- Selected text -
==================================================

The market mood was rather bearish yesterday, as the major US indices gave back a part of the early week gains. The S&P500 slid 0.67%, Nasdaq gave back 0.85%, and the Dow Jones eased 0.33%.  

One of the biggest gainers was Netflix which jumped 13% to meet its 200-DMA for the first time since January, while other FANG stocks, or MAMAA stocks, including Microsoft, did poorly on hawkish Fed expectations, as Minneapolis Fed President Kashkari said that the Fed could push the interest rates beyond 4.75% if inflation doesn’t stop rising. The US 2-year yield rallied above 4.50%, as the US dollar strengthened across the board.  

Mixed earnings, mixed sentiment

Mixed earnings didn’t really help improve sentiment.  

Procter & Gamble did better than the earnings and revenue expectations, but said that the sales for the fiscal year 2023 could fall between 1 to 3%.  

Nestle reported its strongest 9-month sales growth in 14 years, mostly driven by higher prices to offset rising costs, and raised its full-year guidance. But the latter could hardly give a boost to the share price, which fell around 1.30% yesterday. 

IBM also did better than analyst expectations, and boosted its full year profit forecast, and the stock lost 0.35%.  

Tesla announced a better-than-expected earnings per share, but slightly missed on revenue expectations. The company said that the rising raw material prices and inefficiencies in the Berlin factory, combined to the strong US dollar weighed on results. And Tesla missing revenue expectations is not good for the stock price, as any misstep has the power of sending the share price aggressively lower. Tesla shares slipped more than 6% in the afterhours trading. That means that Tesla will be testing a critical support approaching the $200 support again, and could break it, if the market mood remains bearish.  

Philip Morris and Dow are due to announce earnings today, American Express and Barclay on Friday. 

Oil rebounds 

The barrel of American crude rebounded yesterday, after falling toward $82 earlier this week. With the recession fears already priced in, and with the US having played its ‘strategic oil reserve’ card, there is not much left to pull the price of a barrel below the $80/82 range. 

Still, offers are expected to come in play above the 50-DMA, which stands around $87 per barrel  

Dear, oh dear

Liz Truss is really in a hot seat, as the chaos among the Tories got worse yesterday, after Home Secretary Braverman got fired for sharing confidential information.  

It is said that many Conservative Party members want Truss to resign immediately.  

Cable continued falling, while the gilt yields eased - more on the long-end of the curve as the Bank of England (BoE) said it will not be selling that part of the curve. But the Financial Times said that the UK is now paying extra money to borrow due to the ‘moron risk’, as the British leaders are a ‘few sandwiches short of a tea party’.  

Elsewhere, the EURUSD remains sold below the 50-DMA and the Japanese yen continues diving against the US dollar. The dollar-yen is now testing the 150 resistance. There is, of course, a mounting speculation that the Bank of Japan (BoJ) could intervene directly at any moment, which would clean some speculative positions, but the medium run outlook remains bearish for the yen, as the growing divergence between the increasingly hawkish Fed expectations, and the soft BoJ  hints that the BoJ may not stop bleeding in the yen unless it hints of adjustment in rate policy. Some analysts see the dollar-yen advance toward 160 level.  

Meanwhile, Turkey is expected to cut its policy rate by another 100bp to 11%, which would push the Turkish inflation-adjusted rate down to -71.5%. But tell that to Mr. Erdogan!

==================================================

- Provided information -

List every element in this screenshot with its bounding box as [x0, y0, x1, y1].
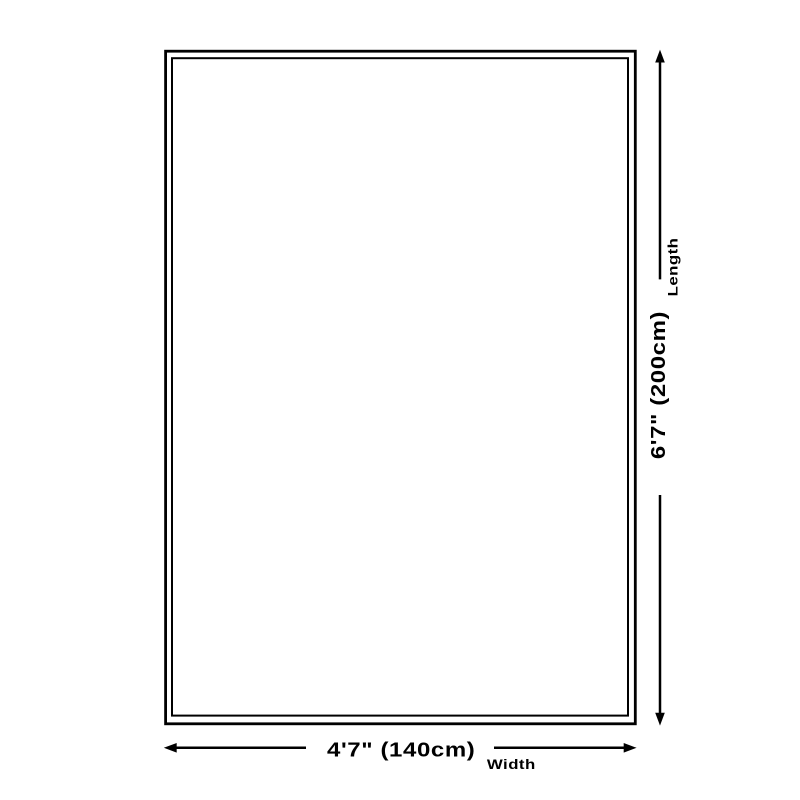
svg-text:Length: Length: [666, 238, 681, 297]
svg-text:6'7" (200cm): 6'7" (200cm): [647, 311, 670, 459]
svg-text:Width: Width: [487, 757, 536, 772]
svg-text:4'7" (140cm): 4'7" (140cm): [327, 738, 475, 761]
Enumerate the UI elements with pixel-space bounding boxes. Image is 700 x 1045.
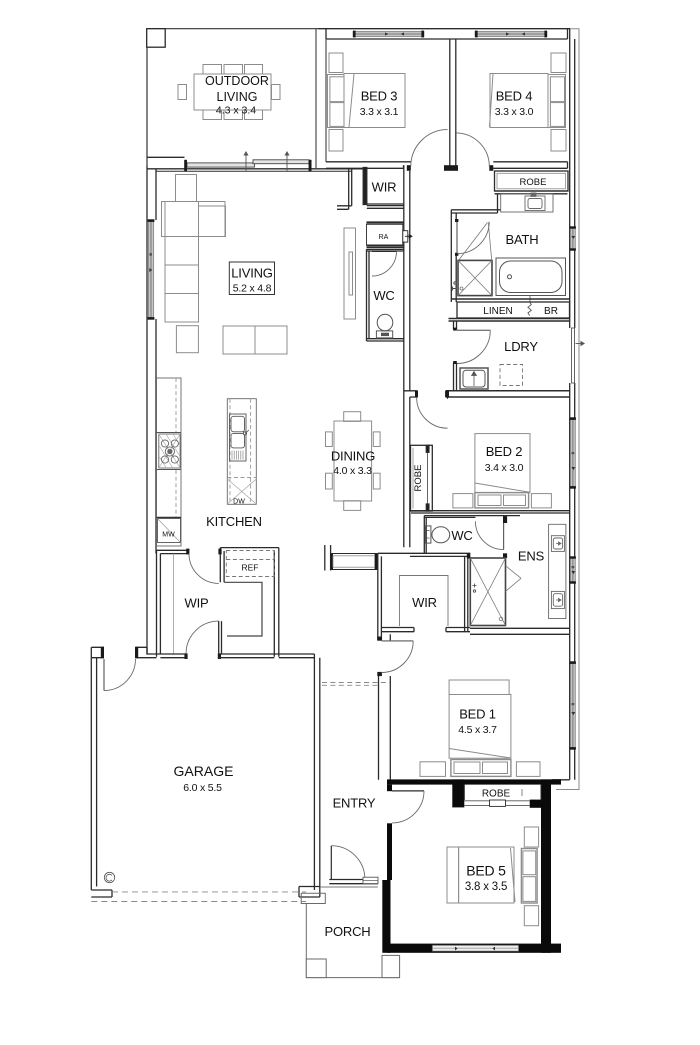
- svg-text:5.2 x 4.8: 5.2 x 4.8: [233, 283, 272, 295]
- svg-text:LDRY: LDRY: [504, 339, 538, 354]
- svg-text:OUTDOOR: OUTDOOR: [205, 74, 269, 88]
- svg-text:MW: MW: [162, 532, 175, 539]
- svg-text:BR: BR: [544, 306, 558, 317]
- svg-text:ENS: ENS: [518, 549, 545, 564]
- svg-text:3.3 x 3.1: 3.3 x 3.1: [360, 106, 399, 118]
- svg-text:ROBE: ROBE: [413, 465, 424, 492]
- svg-text:DW: DW: [233, 499, 245, 506]
- svg-text:PORCH: PORCH: [325, 924, 371, 939]
- svg-text:3.4 x 3.0: 3.4 x 3.0: [485, 462, 524, 474]
- svg-text:ROBE: ROBE: [520, 177, 547, 188]
- svg-text:WIP: WIP: [185, 596, 209, 611]
- svg-text:ROBE: ROBE: [482, 789, 511, 800]
- svg-text:GARAGE: GARAGE: [174, 763, 234, 779]
- svg-text:BED 2: BED 2: [486, 444, 523, 459]
- svg-text:WIR: WIR: [372, 180, 397, 195]
- svg-text:BED 1: BED 1: [459, 707, 496, 722]
- svg-text:ENTRY: ENTRY: [333, 796, 376, 811]
- svg-text:DINING: DINING: [331, 449, 375, 464]
- svg-text:LIVING: LIVING: [217, 90, 258, 104]
- svg-text:REF: REF: [242, 563, 259, 573]
- svg-text:BED 4: BED 4: [496, 89, 533, 104]
- svg-text:4.3 x 3.4: 4.3 x 3.4: [216, 105, 256, 117]
- svg-text:BATH: BATH: [506, 232, 539, 247]
- svg-text:LINEN: LINEN: [483, 306, 512, 317]
- svg-text:LIVING: LIVING: [231, 266, 273, 281]
- svg-text:KITCHEN: KITCHEN: [206, 514, 262, 529]
- svg-text:RA: RA: [379, 234, 389, 241]
- svg-text:BED 3: BED 3: [361, 89, 398, 104]
- svg-text:4.5 x 3.7: 4.5 x 3.7: [458, 724, 497, 736]
- svg-text:WC: WC: [373, 288, 394, 303]
- svg-text:BED 5: BED 5: [466, 863, 506, 879]
- svg-text:3.8 x 3.5: 3.8 x 3.5: [465, 881, 507, 893]
- svg-text:3.3 x 3.0: 3.3 x 3.0: [495, 106, 534, 118]
- svg-text:WIR: WIR: [412, 595, 437, 610]
- svg-text:WC: WC: [451, 528, 472, 543]
- svg-text:6.0 x 5.5: 6.0 x 5.5: [183, 782, 222, 794]
- svg-text:4.0 x 3.3: 4.0 x 3.3: [333, 465, 372, 477]
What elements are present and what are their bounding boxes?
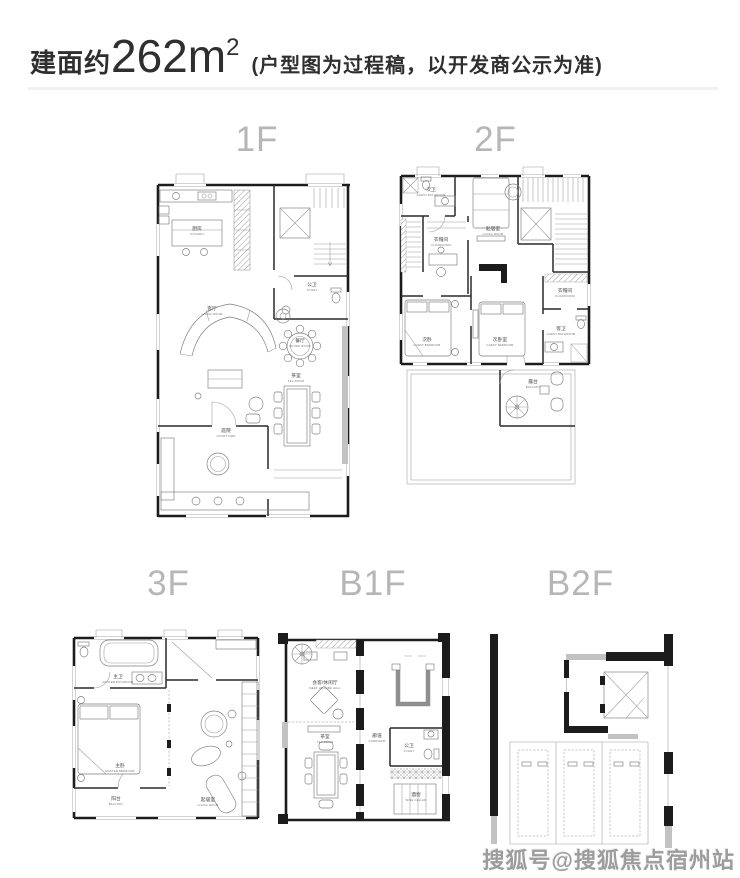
b1f-leisure-furniture	[288, 652, 354, 732]
room-label-wine-cellar-en: WINE CELLAR	[406, 798, 427, 802]
room-label-guest-bath2-en: GUEST BATHROOM	[547, 332, 576, 336]
room-label-toilet-zh: 公卫	[307, 282, 317, 288]
1f-kitchen	[159, 190, 250, 270]
room-label-balcony-zh: 露台	[528, 378, 538, 385]
room-label-tearoom-en: TEA ROOM	[317, 740, 334, 744]
room-label-kitchen-zh: 厨房	[192, 225, 202, 232]
room-label-guest-bed-en: GUEST BEDROOM	[413, 343, 441, 347]
room-label-toilet-en: TOILET	[404, 749, 415, 753]
floor-label-b2f: B2F	[547, 564, 614, 608]
b1f-walls	[278, 633, 450, 824]
header-divider	[28, 87, 718, 90]
room-label-tearoom-zh: 茶室	[320, 733, 330, 740]
floorplan-b2f-drawing	[478, 626, 683, 866]
floorplan-b1f-drawing: 会客/休闲厅 MEET LEISURE HALL 茶室 TEA ROOM 廊道 …	[278, 628, 468, 853]
room-label-living-en: LIVING ROOM	[202, 312, 223, 316]
room-label-kitchen-en: KITCHEN	[190, 232, 204, 236]
room-label-balcony-zh: 阳台	[111, 795, 121, 802]
room-label-master-bath-zh: 主卫	[113, 673, 123, 680]
area-value: 262m	[111, 33, 226, 79]
room-label-master-bath-en: MASTER BATHROOM	[102, 680, 134, 684]
room-label-leisure-hall-en: MEET LEISURE HALL	[309, 686, 341, 690]
b2f-walls	[490, 634, 673, 848]
room-label-guest-bed2-en: GUEST BEDROOM	[486, 343, 514, 347]
room-label-guest-bath-zh: 次卫	[426, 186, 436, 193]
3f-living-furniture	[172, 640, 258, 816]
room-label-cloak-left-zh: 衣帽间	[434, 236, 449, 243]
2f-bedroom-left	[405, 300, 459, 356]
spiral-stair	[506, 396, 528, 418]
area-superscript: 2	[226, 34, 239, 62]
2f-stairs-left	[401, 219, 421, 272]
2f-cloakroom-left	[427, 222, 466, 277]
floor-label-b1f: B1F	[339, 564, 406, 608]
room-label-balcony-en: BALCONY	[526, 385, 541, 389]
floorplan-3f-figure: 3F	[66, 564, 271, 828]
b1f-toilet-fixtures	[424, 730, 439, 759]
room-label-toilet-zh: 公卫	[404, 743, 414, 749]
b2f-elevator-room	[564, 652, 666, 739]
watermark: 搜狐号@搜狐焦点宿州站	[483, 843, 735, 875]
room-label-master-bed-en: MASTER BEDROOM	[105, 769, 135, 773]
room-label-living-en: LIVING ROOM	[198, 803, 219, 807]
room-label-master-bed-zh: 主卧	[115, 762, 125, 769]
room-label-corridor-zh: 廊道	[372, 732, 382, 739]
room-label-cloak-right-zh: 衣帽间	[558, 287, 573, 294]
floorplan-2f-drawing: 次卫 GUEST BATHROOM 起居室 LIVING ROOM 衣帽间 CL…	[393, 164, 598, 504]
floor-label-1f: 1F	[236, 120, 279, 164]
room-label-guest-bath2-zh: 客卫	[556, 325, 566, 332]
floorplan-2f-figure: 2F	[393, 120, 598, 504]
2f-bedroom-mid	[473, 302, 525, 356]
room-label-guest-bed2-zh: 次卧室	[493, 336, 508, 343]
room-label-tearoom-en: TEA ROOM	[288, 379, 305, 383]
room-label-cloak-right-en: CLOAKROOM	[555, 294, 575, 298]
room-label-living-zh: 客厅	[207, 305, 217, 312]
1f-stairs-elevator	[280, 188, 346, 266]
room-label-living-zh: 起居室	[486, 225, 501, 232]
room-label-dining-zh: 餐厅	[295, 337, 305, 344]
room-label-living-zh: 起居室	[201, 796, 216, 803]
b2f-parking-spaces	[510, 742, 648, 844]
room-label-toilet-en: TOILET	[307, 288, 318, 292]
2f-stairs-elevator	[521, 178, 587, 264]
room-label-leisure-hall-zh: 会客/休闲厅	[312, 679, 338, 686]
room-label-dining-en: DINING ROOM	[289, 344, 311, 348]
room-label-guest-bed-zh: 次卧	[422, 336, 432, 343]
disclaimer-note: (户型图为过程稿，以开发商公示为准)	[251, 49, 602, 78]
3f-bedroom	[78, 697, 141, 782]
1f-living-furniture	[180, 304, 290, 423]
2f-bathroom-bottom	[545, 316, 587, 362]
room-label-wine-cellar-zh: 酒窖	[411, 791, 421, 798]
room-label-cloak-left-en: CLOAKROOM	[431, 243, 451, 247]
room-label-courtyard-zh: 庭院	[221, 427, 231, 434]
floorplan-3f-drawing: 主卫 MASTER BATHROOM 主卧 MASTER BEDROOM 阳台 …	[66, 628, 271, 828]
room-label-courtyard-en: COURTYARD	[216, 434, 235, 438]
area-prefix: 建面约	[30, 43, 111, 80]
1f-courtyard-furniture	[161, 438, 342, 510]
floor-label-2f: 2F	[474, 120, 517, 164]
floor-label-3f: 3F	[147, 564, 190, 608]
floorplan-b2f-figure: B2F	[478, 564, 683, 866]
b1f-tearoom-furniture	[305, 742, 347, 808]
floorplan-1f-figure: 1F	[146, 120, 368, 524]
room-label-living-en: LIVING ROOM	[483, 232, 504, 236]
room-label-guest-bath-en: GUEST BATHROOM	[417, 193, 446, 197]
2f-cloakroom-right	[545, 274, 587, 282]
floorplan-sheet: 建面约 262m 2 (户型图为过程稿，以开发商公示为准) 1F	[0, 0, 740, 878]
room-label-balcony-en: BALCONY	[109, 802, 124, 806]
b1f-storage-seat	[392, 656, 434, 704]
page-title: 建面约 262m 2 (户型图为过程稿，以开发商公示为准)	[30, 33, 603, 80]
floorplan-1f-drawing: 厨房 KITCHEN 公卫 TOILET 客厅 LIVING ROOM 餐厅 D…	[146, 164, 368, 524]
1f-tearoom-furniture	[274, 386, 320, 446]
room-label-corridor-en: CORRIDOR	[369, 739, 386, 743]
room-label-tearoom-zh: 茶室	[291, 372, 301, 379]
2f-terrace	[407, 370, 575, 484]
floorplan-b1f-figure: B1F	[278, 564, 468, 853]
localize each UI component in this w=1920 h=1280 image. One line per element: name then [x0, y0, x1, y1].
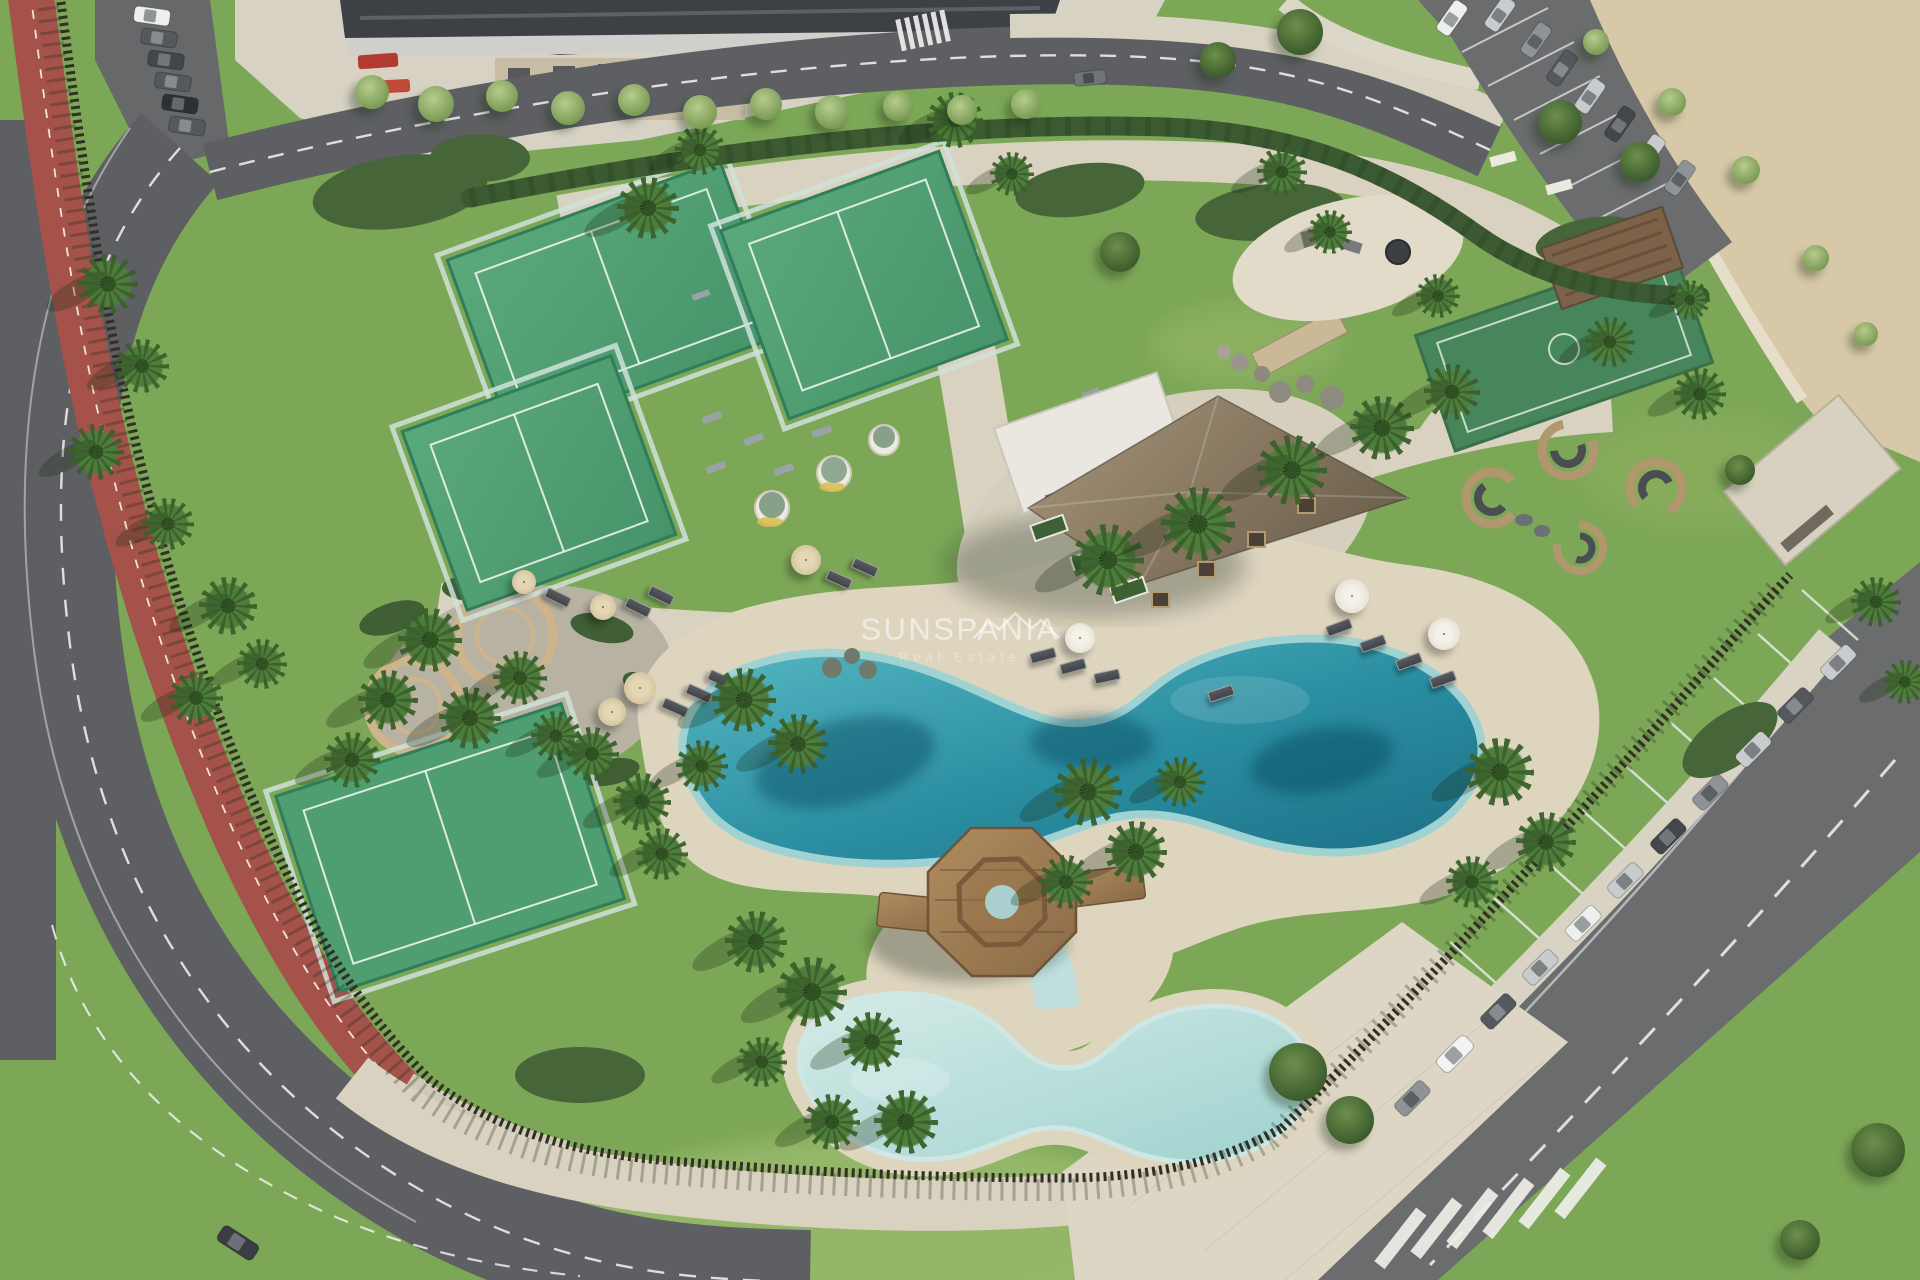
palm-tree: [781, 961, 843, 1023]
palm-tree: [401, 611, 459, 669]
palm-tree: [1470, 742, 1530, 802]
palm-tree: [145, 501, 191, 547]
palm-tree: [1449, 859, 1495, 905]
palm-tree: [118, 342, 166, 390]
palm-tree: [1310, 212, 1350, 252]
bean-bag: [1515, 514, 1550, 537]
planter: [755, 425, 899, 527]
tree: [1732, 156, 1760, 184]
palm-tree: [877, 1093, 935, 1151]
palm-tree: [1427, 367, 1477, 417]
palm-tree: [992, 154, 1032, 194]
tree: [1725, 455, 1755, 485]
palm-tree: [1418, 276, 1458, 316]
palm-tree: [568, 730, 616, 778]
tree: [1277, 9, 1323, 55]
tree: [1803, 245, 1829, 271]
trampoline: [1386, 240, 1410, 264]
tree: [551, 91, 585, 125]
palm-tree: [679, 743, 725, 789]
parasol: [1428, 618, 1460, 650]
tree: [1269, 1043, 1327, 1101]
parasol: [512, 570, 536, 594]
parasol: [598, 698, 626, 726]
car: [1073, 69, 1106, 86]
water-sparkle: [1170, 676, 1310, 724]
palm-tree: [771, 717, 825, 771]
palm-tree: [496, 654, 544, 702]
tree: [1200, 42, 1236, 78]
palm-tree: [1260, 150, 1304, 194]
palm-tree: [1108, 824, 1164, 880]
palm-tree: [1854, 580, 1898, 624]
palm-tree: [1588, 320, 1632, 364]
palm-tree: [1261, 439, 1323, 501]
palm-tree: [620, 180, 676, 236]
tree: [1620, 142, 1660, 182]
palm-tree: [240, 642, 284, 686]
palm-tree: [715, 671, 773, 729]
parasol: [624, 672, 656, 704]
tree: [750, 88, 782, 120]
palm-tree: [1677, 371, 1723, 417]
palm-tree: [1158, 760, 1202, 804]
tree: [1011, 89, 1041, 119]
palm-tree: [1885, 662, 1920, 702]
tree: [1100, 232, 1140, 272]
palm-tree: [1058, 762, 1118, 822]
palm-tree: [1165, 491, 1231, 557]
parasol: [1065, 623, 1095, 653]
palm-tree: [202, 580, 254, 632]
palm-tree: [740, 1040, 784, 1084]
palm-tree: [639, 831, 685, 877]
ground-plane: [0, 0, 1920, 1280]
tree: [683, 95, 717, 129]
tree: [1780, 1220, 1820, 1260]
palm-tree: [728, 914, 784, 970]
tree: [947, 95, 977, 125]
tree: [1658, 88, 1686, 116]
palm-tree: [71, 427, 121, 477]
palm-tree: [1519, 815, 1573, 869]
tree: [815, 95, 849, 129]
parasol: [590, 594, 616, 620]
tree: [618, 84, 650, 116]
car: [215, 1224, 260, 1262]
palm-tree: [1042, 858, 1090, 906]
palm-tree: [327, 735, 377, 785]
parasol: [1335, 579, 1369, 613]
tree: [1326, 1096, 1374, 1144]
tree: [1854, 322, 1878, 346]
palm-tree: [361, 673, 415, 727]
palm-tree: [81, 257, 135, 311]
tree: [355, 75, 389, 109]
tree: [1538, 100, 1582, 144]
palm-tree: [678, 128, 722, 172]
tree: [486, 80, 518, 112]
palm-tree: [845, 1015, 899, 1069]
palm-tree: [1672, 282, 1708, 318]
tree: [1583, 29, 1609, 55]
parasol: [791, 545, 821, 575]
aerial-resort-photo: SUNSPANIA Real Estate: [0, 0, 1920, 1280]
palm-tree: [807, 1097, 857, 1147]
tree: [418, 86, 454, 122]
tree: [1851, 1123, 1905, 1177]
tree: [883, 91, 913, 121]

==================================================

- Aim -
Reproduce the market commentary verbatim, everything from "The barrel of" down to "to resign immediately.". The lines play no part in this work.

- Task result -
The barrel of American crude rebounded yesterday, after falling toward $82 earlier this week. With the recession fears already priced in, and with the US having played its ‘strategic oil reserve’ card, there is not much left to pull the price of a barrel below the $80/82 range. 

Still, offers are expected to come in play above the 50-DMA, which stands around $87 per barrel  

Dear, oh dear

Liz Truss is really in a hot seat, as the chaos among the Tories got worse yesterday, after Home Secretary Braverman got fired for sharing confidential information.  

It is said that many Conservative Party members want Truss to resign immediately.